■ **What you will do**
All records are to be retyped faithfully and completely.
# # # #
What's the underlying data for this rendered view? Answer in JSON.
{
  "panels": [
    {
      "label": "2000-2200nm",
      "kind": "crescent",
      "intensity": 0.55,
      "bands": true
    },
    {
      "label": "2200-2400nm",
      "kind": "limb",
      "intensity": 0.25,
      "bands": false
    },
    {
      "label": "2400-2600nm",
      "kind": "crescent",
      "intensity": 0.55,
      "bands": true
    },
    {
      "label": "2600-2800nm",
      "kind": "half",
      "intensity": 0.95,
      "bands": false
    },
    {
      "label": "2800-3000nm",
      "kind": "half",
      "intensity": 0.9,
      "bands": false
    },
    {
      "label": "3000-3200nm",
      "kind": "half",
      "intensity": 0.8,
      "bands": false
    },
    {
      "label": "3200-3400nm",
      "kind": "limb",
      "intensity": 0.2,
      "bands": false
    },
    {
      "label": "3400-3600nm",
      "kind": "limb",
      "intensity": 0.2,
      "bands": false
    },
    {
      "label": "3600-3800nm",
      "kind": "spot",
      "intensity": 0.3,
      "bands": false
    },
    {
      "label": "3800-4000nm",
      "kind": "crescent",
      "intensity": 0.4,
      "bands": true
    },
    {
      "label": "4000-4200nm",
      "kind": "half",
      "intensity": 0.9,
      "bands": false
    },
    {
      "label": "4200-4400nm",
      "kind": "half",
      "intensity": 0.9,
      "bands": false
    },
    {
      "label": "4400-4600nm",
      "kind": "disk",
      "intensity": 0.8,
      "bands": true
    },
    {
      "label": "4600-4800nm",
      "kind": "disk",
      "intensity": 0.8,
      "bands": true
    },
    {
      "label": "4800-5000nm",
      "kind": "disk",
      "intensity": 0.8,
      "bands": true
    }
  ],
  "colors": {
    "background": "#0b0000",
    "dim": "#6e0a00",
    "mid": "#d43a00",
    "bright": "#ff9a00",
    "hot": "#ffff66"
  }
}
# # # #
■ **Full response**
What's the underlying data for this rendered view? Answer in JSON.
{
  "panels": [
    {
      "label": "2000-2200nm",
      "kind": "crescent",
      "intensity": 0.55,
      "bands": true
    },
    {
      "label": "2200-2400nm",
      "kind": "limb",
      "intensity": 0.25,
      "bands": false
    },
    {
      "label": "2400-2600nm",
      "kind": "crescent",
      "intensity": 0.55,
      "bands": true
    },
    {
      "label": "2600-2800nm",
      "kind": "half",
      "intensity": 0.95,
      "bands": false
    },
    {
      "label": "2800-3000nm",
      "kind": "half",
      "intensity": 0.9,
      "bands": false
    },
    {
      "label": "3000-3200nm",
      "kind": "half",
      "intensity": 0.8,
      "bands": false
    },
    {
      "label": "3200-3400nm",
      "kind": "limb",
      "intensity": 0.2,
      "bands": false
    },
    {
      "label": "3400-3600nm",
      "kind": "limb",
      "intensity": 0.2,
      "bands": false
    },
    {
      "label": "3600-3800nm",
      "kind": "spot",
      "intensity": 0.3,
      "bands": false
    },
    {
      "label": "3800-4000nm",
      "kind": "crescent",
      "intensity": 0.4,
      "bands": true
    },
    {
      "label": "4000-4200nm",
      "kind": "half",
      "intensity": 0.9,
      "bands": false
    },
    {
      "label": "4200-4400nm",
      "kind": "half",
      "intensity": 0.9,
      "bands": false
    },
    {
      "label": "4400-4600nm",
      "kind": "disk",
      "intensity": 0.8,
      "bands": true
    },
    {
      "label": "4600-4800nm",
      "kind": "disk",
      "intensity": 0.8,
      "bands": true
    },
    {
      "label": "4800-5000nm",
      "kind": "disk",
      "intensity": 0.8,
      "bands": true
    }
  ],
  "colors": {
    "background": "#0b0000",
    "dim": "#6e0a00",
    "mid": "#d43a00",
    "bright": "#ff9a00",
    "hot": "#ffff66"
  }
}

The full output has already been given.